> [Exercise goal]: Return all of the data exactly, with nothing left out but the pictures.
*** Given data
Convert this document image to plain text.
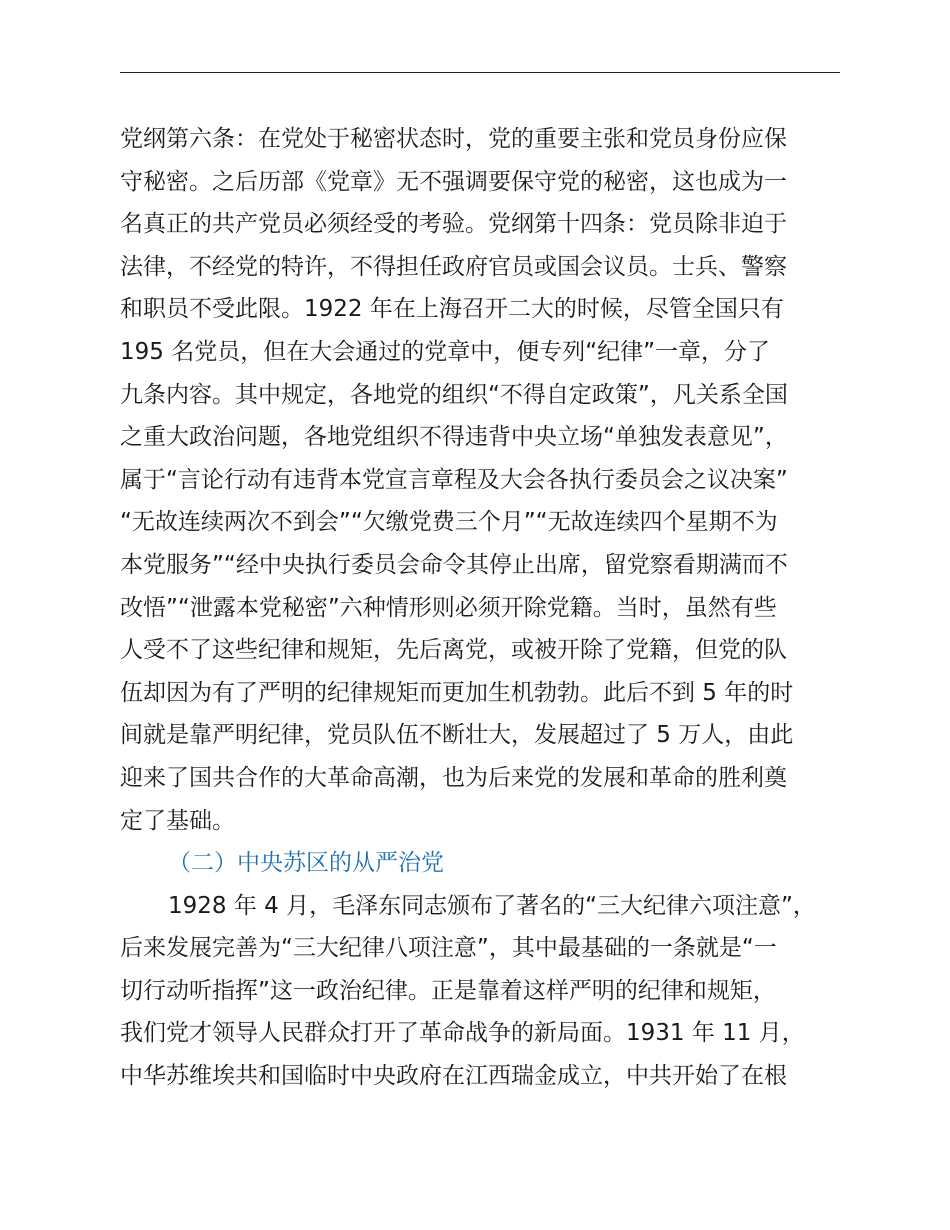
党纲第六条：在党处于秘密状态时，党的重要主张和党员身份应保
守秘密。之后历部《党章》无不强调要保守党的秘密，这也成为一
名真正的共产党员必须经受的考验。党纲第十四条：党员除非迫于
法律，不经党的特许，不得担任政府官员或国会议员。士兵、警察
和职员不受此限。1922 年在上海召开二大的时候，尽管全国只有
195 名党员，但在大会通过的党章中，便专列“纪律”一章，分了
九条内容。其中规定，各地党的组织“不得自定政策”，凡关系全国
之重大政治问题，各地党组织不得违背中央立场“单独发表意见”，
属于“言论行动有违背本党宣言章程及大会各执行委员会之议决案”
“无故连续两次不到会”“欠缴党费三个月”“无故连续四个星期不为
本党服务”“经中央执行委员会命令其停止出席，留党察看期满而不
改悟”“泄露本党秘密”六种情形则必须开除党籍。当时，虽然有些
人受不了这些纪律和规矩，先后离党，或被开除了党籍，但党的队
伍却因为有了严明的纪律规矩而更加生机勃勃。此后不到 5 年的时
间就是靠严明纪律，党员队伍不断壮大，发展超过了 5 万人，由此
迎来了国共合作的大革命高潮，也为后来党的发展和革命的胜利奠
定了基础。
（二）中央苏区的从严治党
1928 年 4 月，毛泽东同志颁布了著名的“三大纪律六项注意”，
后来发展完善为“三大纪律八项注意”，其中最基础的一条就是“一
切行动听指挥”这一政治纪律。正是靠着这样严明的纪律和规矩，
我们党才领导人民群众打开了革命战争的新局面。1931 年 11 月，
中华苏维埃共和国临时中央政府在江西瑞金成立，中共开始了在根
******
> [Exercise solution]:
Convert this document image to plain text.
党纲第六条：在党处于秘密状态时，党的重要主张和党员身份应保
守秘密。之后历部《党章》无不强调要保守党的秘密，这也成为一
名真正的共产党员必须经受的考验。党纲第十四条：党员除非迫于
法律，不经党的特许，不得担任政府官员或国会议员。士兵、警察
和职员不受此限。1922 年在上海召开二大的时候，尽管全国只有
195 名党员，但在大会通过的党章中，便专列“纪律”一章，分了
九条内容。其中规定，各地党的组织“不得自定政策”，凡关系全国
之重大政治问题，各地党组织不得违背中央立场“单独发表意见”，
属于“言论行动有违背本党宣言章程及大会各执行委员会之议决案”
“无故连续两次不到会”“欠缴党费三个月”“无故连续四个星期不为
本党服务”“经中央执行委员会命令其停止出席，留党察看期满而不
改悟”“泄露本党秘密”六种情形则必须开除党籍。当时，虽然有些
人受不了这些纪律和规矩，先后离党，或被开除了党籍，但党的队
伍却因为有了严明的纪律规矩而更加生机勃勃。此后不到 5 年的时
间就是靠严明纪律，党员队伍不断壮大，发展超过了 5 万人，由此
迎来了国共合作的大革命高潮，也为后来党的发展和革命的胜利奠
定了基础。
（二）中央苏区的从严治党
1928 年 4 月，毛泽东同志颁布了著名的“三大纪律六项注意”，
后来发展完善为“三大纪律八项注意”，其中最基础的一条就是“一
切行动听指挥”这一政治纪律。正是靠着这样严明的纪律和规矩，
我们党才领导人民群众打开了革命战争的新局面。1931 年 11 月，
中华苏维埃共和国临时中央政府在江西瑞金成立，中共开始了在根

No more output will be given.